---------- EXERCISE DATA ----------
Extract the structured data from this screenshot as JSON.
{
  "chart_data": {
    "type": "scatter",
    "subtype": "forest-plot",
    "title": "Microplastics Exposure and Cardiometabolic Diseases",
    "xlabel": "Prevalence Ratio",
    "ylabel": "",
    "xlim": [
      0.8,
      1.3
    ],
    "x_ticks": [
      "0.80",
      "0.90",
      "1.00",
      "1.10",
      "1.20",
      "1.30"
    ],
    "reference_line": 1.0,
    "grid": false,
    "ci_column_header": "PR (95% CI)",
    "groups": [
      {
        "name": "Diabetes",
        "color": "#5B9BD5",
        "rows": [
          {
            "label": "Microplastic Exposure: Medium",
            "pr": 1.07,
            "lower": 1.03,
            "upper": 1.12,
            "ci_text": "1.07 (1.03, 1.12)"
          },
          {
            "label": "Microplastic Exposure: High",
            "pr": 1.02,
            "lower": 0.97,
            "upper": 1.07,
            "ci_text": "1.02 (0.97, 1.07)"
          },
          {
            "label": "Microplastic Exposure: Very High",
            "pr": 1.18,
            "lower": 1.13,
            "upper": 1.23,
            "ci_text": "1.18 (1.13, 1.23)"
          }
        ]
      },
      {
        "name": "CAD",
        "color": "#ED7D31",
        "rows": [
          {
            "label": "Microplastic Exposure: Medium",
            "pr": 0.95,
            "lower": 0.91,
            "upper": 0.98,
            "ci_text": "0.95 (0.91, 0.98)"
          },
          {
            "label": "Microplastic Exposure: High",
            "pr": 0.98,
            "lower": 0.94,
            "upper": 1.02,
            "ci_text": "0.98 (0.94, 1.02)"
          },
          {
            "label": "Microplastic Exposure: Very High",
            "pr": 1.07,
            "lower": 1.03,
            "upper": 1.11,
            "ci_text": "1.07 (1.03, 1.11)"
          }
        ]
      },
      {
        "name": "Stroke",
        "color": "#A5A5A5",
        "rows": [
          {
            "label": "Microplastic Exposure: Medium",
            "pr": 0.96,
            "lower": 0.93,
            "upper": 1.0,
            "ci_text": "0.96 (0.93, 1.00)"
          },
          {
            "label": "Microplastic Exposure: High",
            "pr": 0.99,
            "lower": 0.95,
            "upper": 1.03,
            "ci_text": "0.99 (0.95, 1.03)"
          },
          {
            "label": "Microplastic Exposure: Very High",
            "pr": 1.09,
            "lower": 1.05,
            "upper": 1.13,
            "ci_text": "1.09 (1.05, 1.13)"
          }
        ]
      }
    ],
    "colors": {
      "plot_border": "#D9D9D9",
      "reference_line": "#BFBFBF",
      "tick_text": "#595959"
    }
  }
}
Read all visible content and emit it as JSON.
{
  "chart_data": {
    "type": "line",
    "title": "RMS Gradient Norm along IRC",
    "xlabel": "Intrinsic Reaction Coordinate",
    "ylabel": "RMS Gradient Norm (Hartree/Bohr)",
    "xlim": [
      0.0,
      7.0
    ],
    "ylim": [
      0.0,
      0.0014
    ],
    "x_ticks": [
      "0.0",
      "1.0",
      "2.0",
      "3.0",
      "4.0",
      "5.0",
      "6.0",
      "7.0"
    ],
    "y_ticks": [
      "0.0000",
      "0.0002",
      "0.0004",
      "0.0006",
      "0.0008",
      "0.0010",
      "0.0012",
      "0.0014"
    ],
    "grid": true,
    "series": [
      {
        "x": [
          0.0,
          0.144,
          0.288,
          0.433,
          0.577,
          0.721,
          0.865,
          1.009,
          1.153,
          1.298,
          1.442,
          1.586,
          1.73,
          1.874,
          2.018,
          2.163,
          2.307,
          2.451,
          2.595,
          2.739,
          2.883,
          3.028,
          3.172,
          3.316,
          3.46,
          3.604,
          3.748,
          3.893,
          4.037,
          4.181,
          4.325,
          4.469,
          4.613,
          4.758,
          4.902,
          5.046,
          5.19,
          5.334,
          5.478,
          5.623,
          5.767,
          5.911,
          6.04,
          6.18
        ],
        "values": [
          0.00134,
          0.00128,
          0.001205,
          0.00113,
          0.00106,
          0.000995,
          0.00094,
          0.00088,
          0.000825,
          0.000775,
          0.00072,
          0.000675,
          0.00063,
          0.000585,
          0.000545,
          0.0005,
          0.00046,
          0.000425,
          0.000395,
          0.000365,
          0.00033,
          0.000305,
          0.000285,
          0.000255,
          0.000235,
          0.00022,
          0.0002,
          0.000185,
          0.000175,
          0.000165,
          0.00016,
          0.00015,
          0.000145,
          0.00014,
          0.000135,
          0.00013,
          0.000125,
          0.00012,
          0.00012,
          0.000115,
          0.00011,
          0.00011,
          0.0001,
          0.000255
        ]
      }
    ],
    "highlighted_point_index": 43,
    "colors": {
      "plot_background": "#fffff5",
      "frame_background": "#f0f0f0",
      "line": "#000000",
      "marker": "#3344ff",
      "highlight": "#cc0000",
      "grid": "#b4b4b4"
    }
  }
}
----------
_WHAT IS NEEDED:_ Each record above should be repeated exactly as it appears.

_RESPONSE:_
Extract the structured data from this screenshot as JSON.
{
  "chart_data": {
    "type": "scatter",
    "subtype": "forest-plot",
    "title": "Microplastics Exposure and Cardiometabolic Diseases",
    "xlabel": "Prevalence Ratio",
    "ylabel": "",
    "xlim": [
      0.8,
      1.3
    ],
    "x_ticks": [
      "0.80",
      "0.90",
      "1.00",
      "1.10",
      "1.20",
      "1.30"
    ],
    "reference_line": 1.0,
    "grid": false,
    "ci_column_header": "PR (95% CI)",
    "groups": [
      {
        "name": "Diabetes",
        "color": "#5B9BD5",
        "rows": [
          {
            "label": "Microplastic Exposure: Medium",
            "pr": 1.07,
            "lower": 1.03,
            "upper": 1.12,
            "ci_text": "1.07 (1.03, 1.12)"
          },
          {
            "label": "Microplastic Exposure: High",
            "pr": 1.02,
            "lower": 0.97,
            "upper": 1.07,
            "ci_text": "1.02 (0.97, 1.07)"
          },
          {
            "label": "Microplastic Exposure: Very High",
            "pr": 1.18,
            "lower": 1.13,
            "upper": 1.23,
            "ci_text": "1.18 (1.13, 1.23)"
          }
        ]
      },
      {
        "name": "CAD",
        "color": "#ED7D31",
        "rows": [
          {
            "label": "Microplastic Exposure: Medium",
            "pr": 0.95,
            "lower": 0.91,
            "upper": 0.98,
            "ci_text": "0.95 (0.91, 0.98)"
          },
          {
            "label": "Microplastic Exposure: High",
            "pr": 0.98,
            "lower": 0.94,
            "upper": 1.02,
            "ci_text": "0.98 (0.94, 1.02)"
          },
          {
            "label": "Microplastic Exposure: Very High",
            "pr": 1.07,
            "lower": 1.03,
            "upper": 1.11,
            "ci_text": "1.07 (1.03, 1.11)"
          }
        ]
      },
      {
        "name": "Stroke",
        "color": "#A5A5A5",
        "rows": [
          {
            "label": "Microplastic Exposure: Medium",
            "pr": 0.96,
            "lower": 0.93,
            "upper": 1.0,
            "ci_text": "0.96 (0.93, 1.00)"
          },
          {
            "label": "Microplastic Exposure: High",
            "pr": 0.99,
            "lower": 0.95,
            "upper": 1.03,
            "ci_text": "0.99 (0.95, 1.03)"
          },
          {
            "label": "Microplastic Exposure: Very High",
            "pr": 1.09,
            "lower": 1.05,
            "upper": 1.13,
            "ci_text": "1.09 (1.05, 1.13)"
          }
        ]
      }
    ],
    "colors": {
      "plot_border": "#D9D9D9",
      "reference_line": "#BFBFBF",
      "tick_text": "#595959"
    }
  }
}
Read all visible content and emit it as JSON.
{
  "chart_data": {
    "type": "line",
    "title": "RMS Gradient Norm along IRC",
    "xlabel": "Intrinsic Reaction Coordinate",
    "ylabel": "RMS Gradient Norm (Hartree/Bohr)",
    "xlim": [
      0.0,
      7.0
    ],
    "ylim": [
      0.0,
      0.0014
    ],
    "x_ticks": [
      "0.0",
      "1.0",
      "2.0",
      "3.0",
      "4.0",
      "5.0",
      "6.0",
      "7.0"
    ],
    "y_ticks": [
      "0.0000",
      "0.0002",
      "0.0004",
      "0.0006",
      "0.0008",
      "0.0010",
      "0.0012",
      "0.0014"
    ],
    "grid": true,
    "series": [
      {
        "x": [
          0.0,
          0.144,
          0.288,
          0.433,
          0.577,
          0.721,
          0.865,
          1.009,
          1.153,
          1.298,
          1.442,
          1.586,
          1.73,
          1.874,
          2.018,
          2.163,
          2.307,
          2.451,
          2.595,
          2.739,
          2.883,
          3.028,
          3.172,
          3.316,
          3.46,
          3.604,
          3.748,
          3.893,
          4.037,
          4.181,
          4.325,
          4.469,
          4.613,
          4.758,
          4.902,
          5.046,
          5.19,
          5.334,
          5.478,
          5.623,
          5.767,
          5.911,
          6.04,
          6.18
        ],
        "values": [
          0.00134,
          0.00128,
          0.001205,
          0.00113,
          0.00106,
          0.000995,
          0.00094,
          0.00088,
          0.000825,
          0.000775,
          0.00072,
          0.000675,
          0.00063,
          0.000585,
          0.000545,
          0.0005,
          0.00046,
          0.000425,
          0.000395,
          0.000365,
          0.00033,
          0.000305,
          0.000285,
          0.000255,
          0.000235,
          0.00022,
          0.0002,
          0.000185,
          0.000175,
          0.000165,
          0.00016,
          0.00015,
          0.000145,
          0.00014,
          0.000135,
          0.00013,
          0.000125,
          0.00012,
          0.00012,
          0.000115,
          0.00011,
          0.00011,
          0.0001,
          0.000255
        ]
      }
    ],
    "highlighted_point_index": 43,
    "colors": {
      "plot_background": "#fffff5",
      "frame_background": "#f0f0f0",
      "line": "#000000",
      "marker": "#3344ff",
      "highlight": "#cc0000",
      "grid": "#b4b4b4"
    }
  }
}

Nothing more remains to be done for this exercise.